WORK TO BE COMPLETED
Your task is to extract every entry that follows word for word while excluding the pictures.

── GIVEN DATA ──

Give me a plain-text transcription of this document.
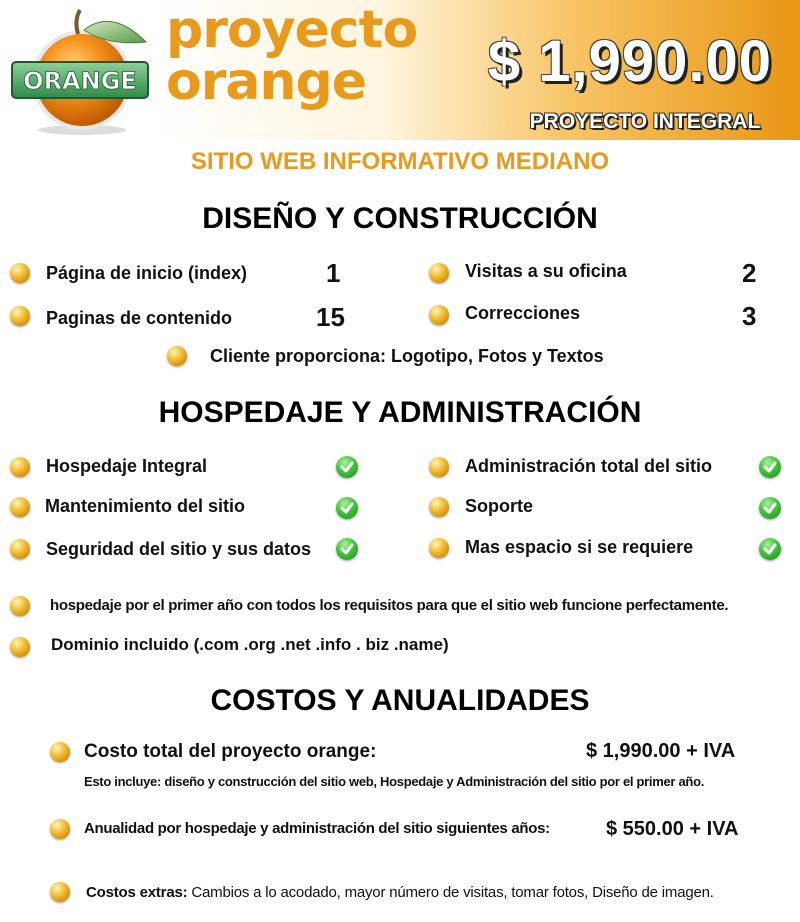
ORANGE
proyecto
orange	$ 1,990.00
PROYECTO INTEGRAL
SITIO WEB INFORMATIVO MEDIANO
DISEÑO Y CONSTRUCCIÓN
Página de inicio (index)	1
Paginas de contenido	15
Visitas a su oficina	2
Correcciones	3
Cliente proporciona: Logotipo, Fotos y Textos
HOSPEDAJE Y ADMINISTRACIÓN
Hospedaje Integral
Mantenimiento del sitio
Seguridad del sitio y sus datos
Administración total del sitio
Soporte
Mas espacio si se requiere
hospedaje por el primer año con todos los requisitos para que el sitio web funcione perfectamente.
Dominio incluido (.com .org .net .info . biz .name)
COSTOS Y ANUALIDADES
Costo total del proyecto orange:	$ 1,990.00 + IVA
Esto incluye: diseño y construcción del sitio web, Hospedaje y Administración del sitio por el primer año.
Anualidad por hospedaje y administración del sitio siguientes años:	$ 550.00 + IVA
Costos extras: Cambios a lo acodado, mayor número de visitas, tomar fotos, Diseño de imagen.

───

TASK OUTPUT
Give me a plain-text transcription of this document.
ORANGE
proyecto
orange	$ 1,990.00
PROYECTO INTEGRAL
SITIO WEB INFORMATIVO MEDIANO
DISEÑO Y CONSTRUCCIÓN
Página de inicio (index)	1
Paginas de contenido	15
Visitas a su oficina	2
Correcciones	3
Cliente proporciona: Logotipo, Fotos y Textos
HOSPEDAJE Y ADMINISTRACIÓN
Hospedaje Integral
Mantenimiento del sitio
Seguridad del sitio y sus datos
Administración total del sitio
Soporte
Mas espacio si se requiere
hospedaje por el primer año con todos los requisitos para que el sitio web funcione perfectamente.
Dominio incluido (.com .org .net .info . biz .name)
COSTOS Y ANUALIDADES
Costo total del proyecto orange:	$ 1,990.00 + IVA
Esto incluye: diseño y construcción del sitio web, Hospedaje y Administración del sitio por el primer año.
Anualidad por hospedaje y administración del sitio siguientes años:	$ 550.00 + IVA
Costos extras: Cambios a lo acodado, mayor número de visitas, tomar fotos, Diseño de imagen.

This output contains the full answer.